Reproduce the material in full, exactly as written.

──────────

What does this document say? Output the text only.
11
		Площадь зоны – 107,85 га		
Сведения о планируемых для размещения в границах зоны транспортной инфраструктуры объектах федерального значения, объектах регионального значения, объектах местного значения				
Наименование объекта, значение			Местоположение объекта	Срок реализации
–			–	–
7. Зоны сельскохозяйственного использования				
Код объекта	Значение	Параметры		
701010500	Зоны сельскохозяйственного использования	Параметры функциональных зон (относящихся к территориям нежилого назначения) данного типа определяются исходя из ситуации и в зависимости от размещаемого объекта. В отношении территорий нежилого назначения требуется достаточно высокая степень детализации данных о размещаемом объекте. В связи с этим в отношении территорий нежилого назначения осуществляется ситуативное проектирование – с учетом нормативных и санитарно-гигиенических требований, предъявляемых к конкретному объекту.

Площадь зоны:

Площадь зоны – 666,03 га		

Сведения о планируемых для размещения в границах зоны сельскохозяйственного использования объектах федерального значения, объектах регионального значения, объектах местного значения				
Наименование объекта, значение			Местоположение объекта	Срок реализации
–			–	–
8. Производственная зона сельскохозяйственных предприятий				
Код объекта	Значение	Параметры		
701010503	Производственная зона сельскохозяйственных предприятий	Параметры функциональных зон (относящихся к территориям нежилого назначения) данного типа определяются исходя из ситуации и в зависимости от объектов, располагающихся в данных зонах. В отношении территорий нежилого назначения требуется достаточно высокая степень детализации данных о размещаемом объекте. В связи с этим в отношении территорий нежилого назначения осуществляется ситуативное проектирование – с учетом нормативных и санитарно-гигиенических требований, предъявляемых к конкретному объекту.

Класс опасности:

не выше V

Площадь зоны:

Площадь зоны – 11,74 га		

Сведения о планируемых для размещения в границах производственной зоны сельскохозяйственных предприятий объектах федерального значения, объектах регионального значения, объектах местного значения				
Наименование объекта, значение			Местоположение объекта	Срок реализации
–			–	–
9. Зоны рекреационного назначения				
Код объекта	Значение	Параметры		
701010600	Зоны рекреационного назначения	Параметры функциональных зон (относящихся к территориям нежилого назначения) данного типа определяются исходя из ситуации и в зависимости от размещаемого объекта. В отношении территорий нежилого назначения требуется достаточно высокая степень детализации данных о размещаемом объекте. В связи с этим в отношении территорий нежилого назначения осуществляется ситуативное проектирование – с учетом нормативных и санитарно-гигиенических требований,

──────────

Complete output
What does this document say? Output the text only.
11
		Площадь зоны – 107,85 га		
Сведения о планируемых для размещения в границах зоны транспортной инфраструктуры объектах федерального значения, объектах регионального значения, объектах местного значения				
Наименование объекта, значение			Местоположение объекта	Срок реализации
–			–	–
7. Зоны сельскохозяйственного использования				
Код объекта	Значение	Параметры		
701010500	Зоны сельскохозяйственного использования	Параметры функциональных зон (относящихся к территориям нежилого назначения) данного типа определяются исходя из ситуации и в зависимости от размещаемого объекта. В отношении территорий нежилого назначения требуется достаточно высокая степень детализации данных о размещаемом объекте. В связи с этим в отношении территорий нежилого назначения осуществляется ситуативное проектирование – с учетом нормативных и санитарно-гигиенических требований, предъявляемых к конкретному объекту.

Площадь зоны:

Площадь зоны – 666,03 га		

Сведения о планируемых для размещения в границах зоны сельскохозяйственного использования объектах федерального значения, объектах регионального значения, объектах местного значения				
Наименование объекта, значение			Местоположение объекта	Срок реализации
–			–	–
8. Производственная зона сельскохозяйственных предприятий				
Код объекта	Значение	Параметры		
701010503	Производственная зона сельскохозяйственных предприятий	Параметры функциональных зон (относящихся к территориям нежилого назначения) данного типа определяются исходя из ситуации и в зависимости от объектов, располагающихся в данных зонах. В отношении территорий нежилого назначения требуется достаточно высокая степень детализации данных о размещаемом объекте. В связи с этим в отношении территорий нежилого назначения осуществляется ситуативное проектирование – с учетом нормативных и санитарно-гигиенических требований, предъявляемых к конкретному объекту.

Класс опасности:

не выше V

Площадь зоны:

Площадь зоны – 11,74 га		

Сведения о планируемых для размещения в границах производственной зоны сельскохозяйственных предприятий объектах федерального значения, объектах регионального значения, объектах местного значения				
Наименование объекта, значение			Местоположение объекта	Срок реализации
–			–	–
9. Зоны рекреационного назначения				
Код объекта	Значение	Параметры		
701010600	Зоны рекреационного назначения	Параметры функциональных зон (относящихся к территориям нежилого назначения) данного типа определяются исходя из ситуации и в зависимости от размещаемого объекта. В отношении территорий нежилого назначения требуется достаточно высокая степень детализации данных о размещаемом объекте. В связи с этим в отношении территорий нежилого назначения осуществляется ситуативное проектирование – с учетом нормативных и санитарно-гигиенических требований,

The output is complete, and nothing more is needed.